--- INFORMATION SUPPLIED ---

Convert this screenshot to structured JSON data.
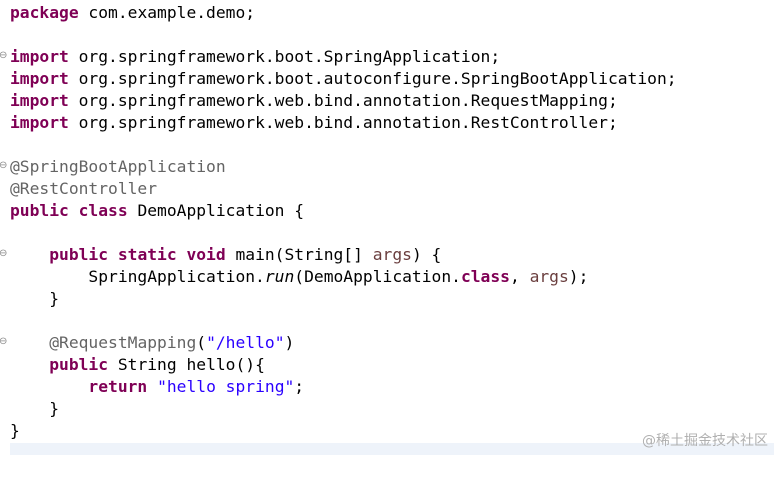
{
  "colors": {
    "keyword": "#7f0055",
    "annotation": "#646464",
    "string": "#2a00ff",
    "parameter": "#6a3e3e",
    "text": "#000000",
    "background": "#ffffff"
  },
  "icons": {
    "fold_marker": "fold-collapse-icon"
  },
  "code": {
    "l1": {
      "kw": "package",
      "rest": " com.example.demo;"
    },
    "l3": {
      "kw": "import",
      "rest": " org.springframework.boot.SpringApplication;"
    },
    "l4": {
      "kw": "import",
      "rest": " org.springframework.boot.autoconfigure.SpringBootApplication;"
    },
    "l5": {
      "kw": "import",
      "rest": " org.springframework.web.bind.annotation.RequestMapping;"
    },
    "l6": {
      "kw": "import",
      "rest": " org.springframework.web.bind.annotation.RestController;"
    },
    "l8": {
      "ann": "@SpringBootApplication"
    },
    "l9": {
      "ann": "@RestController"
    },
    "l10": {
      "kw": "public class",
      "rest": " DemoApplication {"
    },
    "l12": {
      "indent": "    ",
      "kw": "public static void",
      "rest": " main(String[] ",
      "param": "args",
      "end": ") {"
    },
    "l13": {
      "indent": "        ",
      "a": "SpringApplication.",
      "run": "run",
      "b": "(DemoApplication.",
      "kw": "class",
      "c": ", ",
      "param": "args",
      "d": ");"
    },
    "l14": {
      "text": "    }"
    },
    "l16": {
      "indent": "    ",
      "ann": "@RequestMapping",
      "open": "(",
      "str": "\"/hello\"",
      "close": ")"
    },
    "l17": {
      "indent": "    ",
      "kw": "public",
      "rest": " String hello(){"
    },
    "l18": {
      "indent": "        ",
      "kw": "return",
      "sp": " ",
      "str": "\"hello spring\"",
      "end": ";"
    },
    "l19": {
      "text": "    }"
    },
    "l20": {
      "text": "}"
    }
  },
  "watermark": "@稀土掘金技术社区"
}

---
--- INFORMATION SUPPLIED ---

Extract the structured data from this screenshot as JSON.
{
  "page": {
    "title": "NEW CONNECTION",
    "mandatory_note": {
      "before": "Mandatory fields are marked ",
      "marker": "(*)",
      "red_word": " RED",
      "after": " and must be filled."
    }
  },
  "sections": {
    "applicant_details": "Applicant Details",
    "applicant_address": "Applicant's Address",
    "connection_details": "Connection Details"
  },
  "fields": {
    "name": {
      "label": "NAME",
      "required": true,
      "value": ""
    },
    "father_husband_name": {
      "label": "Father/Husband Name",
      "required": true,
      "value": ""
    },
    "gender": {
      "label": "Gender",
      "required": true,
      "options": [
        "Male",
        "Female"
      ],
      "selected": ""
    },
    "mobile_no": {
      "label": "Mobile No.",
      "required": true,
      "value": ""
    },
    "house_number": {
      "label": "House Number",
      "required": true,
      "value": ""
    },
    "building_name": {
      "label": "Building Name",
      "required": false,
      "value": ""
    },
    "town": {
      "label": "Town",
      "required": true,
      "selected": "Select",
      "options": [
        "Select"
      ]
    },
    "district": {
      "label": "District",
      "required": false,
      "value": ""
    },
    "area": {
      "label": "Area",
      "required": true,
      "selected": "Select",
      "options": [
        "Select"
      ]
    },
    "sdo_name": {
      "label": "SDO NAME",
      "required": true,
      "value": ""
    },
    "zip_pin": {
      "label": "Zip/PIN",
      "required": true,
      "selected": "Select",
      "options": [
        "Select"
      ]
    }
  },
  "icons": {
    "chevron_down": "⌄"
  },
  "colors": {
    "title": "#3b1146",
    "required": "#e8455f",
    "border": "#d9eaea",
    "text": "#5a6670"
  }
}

---
--- INFORMATION SUPPLIED ---

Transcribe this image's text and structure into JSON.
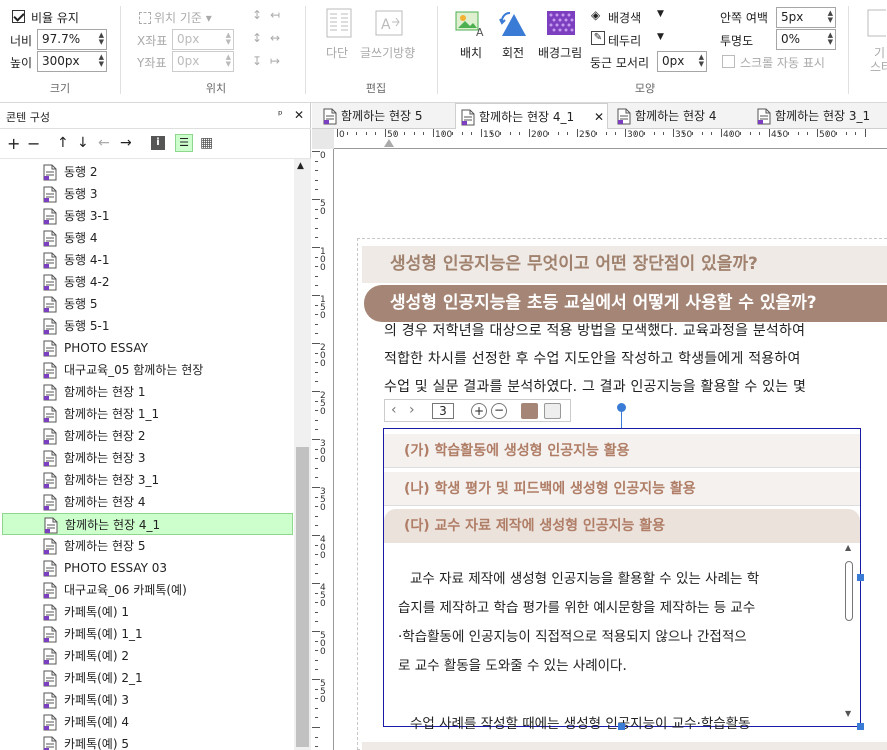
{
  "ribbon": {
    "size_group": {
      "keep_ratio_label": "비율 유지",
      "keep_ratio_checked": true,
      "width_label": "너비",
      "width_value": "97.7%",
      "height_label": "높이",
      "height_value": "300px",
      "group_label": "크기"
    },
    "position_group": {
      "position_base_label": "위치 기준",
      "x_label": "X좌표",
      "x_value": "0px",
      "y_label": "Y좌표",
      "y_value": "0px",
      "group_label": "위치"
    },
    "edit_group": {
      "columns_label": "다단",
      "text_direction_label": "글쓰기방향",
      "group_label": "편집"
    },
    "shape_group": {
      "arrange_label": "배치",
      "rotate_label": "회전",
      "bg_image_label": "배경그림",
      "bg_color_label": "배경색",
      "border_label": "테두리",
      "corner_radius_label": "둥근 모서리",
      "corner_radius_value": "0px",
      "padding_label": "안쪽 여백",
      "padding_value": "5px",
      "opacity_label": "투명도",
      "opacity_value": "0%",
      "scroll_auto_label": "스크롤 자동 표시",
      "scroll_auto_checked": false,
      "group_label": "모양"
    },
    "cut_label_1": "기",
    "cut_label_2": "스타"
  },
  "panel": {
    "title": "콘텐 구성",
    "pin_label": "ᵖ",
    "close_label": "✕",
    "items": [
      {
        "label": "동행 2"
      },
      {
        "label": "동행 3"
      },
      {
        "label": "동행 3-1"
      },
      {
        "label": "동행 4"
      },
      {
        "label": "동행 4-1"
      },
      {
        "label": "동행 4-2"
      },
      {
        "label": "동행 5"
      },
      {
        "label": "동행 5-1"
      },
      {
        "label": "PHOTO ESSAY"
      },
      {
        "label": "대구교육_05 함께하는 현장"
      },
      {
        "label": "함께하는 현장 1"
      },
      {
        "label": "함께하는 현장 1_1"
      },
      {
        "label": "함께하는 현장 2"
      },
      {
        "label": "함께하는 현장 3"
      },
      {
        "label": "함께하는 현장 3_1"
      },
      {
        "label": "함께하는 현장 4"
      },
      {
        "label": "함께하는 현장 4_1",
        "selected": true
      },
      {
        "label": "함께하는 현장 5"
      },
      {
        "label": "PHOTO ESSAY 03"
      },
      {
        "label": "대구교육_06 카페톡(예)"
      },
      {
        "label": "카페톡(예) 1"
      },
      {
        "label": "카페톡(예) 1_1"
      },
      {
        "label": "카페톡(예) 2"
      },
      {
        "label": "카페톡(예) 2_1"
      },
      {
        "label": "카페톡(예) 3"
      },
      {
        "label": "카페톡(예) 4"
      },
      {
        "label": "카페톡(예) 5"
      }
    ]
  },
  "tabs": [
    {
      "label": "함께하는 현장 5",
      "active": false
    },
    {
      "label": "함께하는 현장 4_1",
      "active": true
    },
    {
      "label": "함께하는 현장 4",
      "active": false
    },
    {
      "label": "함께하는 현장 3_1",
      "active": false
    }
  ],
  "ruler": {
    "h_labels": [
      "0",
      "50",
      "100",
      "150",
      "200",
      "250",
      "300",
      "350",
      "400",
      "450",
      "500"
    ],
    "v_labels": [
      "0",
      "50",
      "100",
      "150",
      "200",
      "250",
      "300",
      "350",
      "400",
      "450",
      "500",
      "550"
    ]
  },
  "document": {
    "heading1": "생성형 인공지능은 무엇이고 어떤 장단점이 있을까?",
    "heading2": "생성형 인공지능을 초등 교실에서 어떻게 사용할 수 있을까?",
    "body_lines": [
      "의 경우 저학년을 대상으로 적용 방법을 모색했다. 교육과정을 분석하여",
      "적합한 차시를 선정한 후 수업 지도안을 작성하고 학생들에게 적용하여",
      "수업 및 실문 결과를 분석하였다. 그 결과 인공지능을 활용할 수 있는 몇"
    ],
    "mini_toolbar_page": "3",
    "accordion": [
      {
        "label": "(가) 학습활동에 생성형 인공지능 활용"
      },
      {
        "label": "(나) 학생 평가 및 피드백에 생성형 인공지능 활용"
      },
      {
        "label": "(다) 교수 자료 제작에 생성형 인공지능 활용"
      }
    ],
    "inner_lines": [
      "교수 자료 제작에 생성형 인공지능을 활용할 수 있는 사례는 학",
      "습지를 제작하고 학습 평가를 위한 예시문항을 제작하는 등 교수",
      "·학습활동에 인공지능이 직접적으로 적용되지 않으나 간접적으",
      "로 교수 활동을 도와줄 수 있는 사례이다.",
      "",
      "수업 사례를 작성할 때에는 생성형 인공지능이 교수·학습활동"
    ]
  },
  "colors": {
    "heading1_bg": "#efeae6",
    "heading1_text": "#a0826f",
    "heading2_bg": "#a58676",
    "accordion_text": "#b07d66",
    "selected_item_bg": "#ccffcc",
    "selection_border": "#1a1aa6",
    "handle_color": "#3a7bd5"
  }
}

---

* [WHAT YOU SHOULD DO] Pick out, from the lines above, every one that contains the string "인공지능이".

* [TASK RESULT]
      "·학습활동에 인공지능이 직접적으로 적용되지 않으나 간접적으",
      "수업 사례를 작성할 때에는 생성형 인공지능이 교수·학습활동"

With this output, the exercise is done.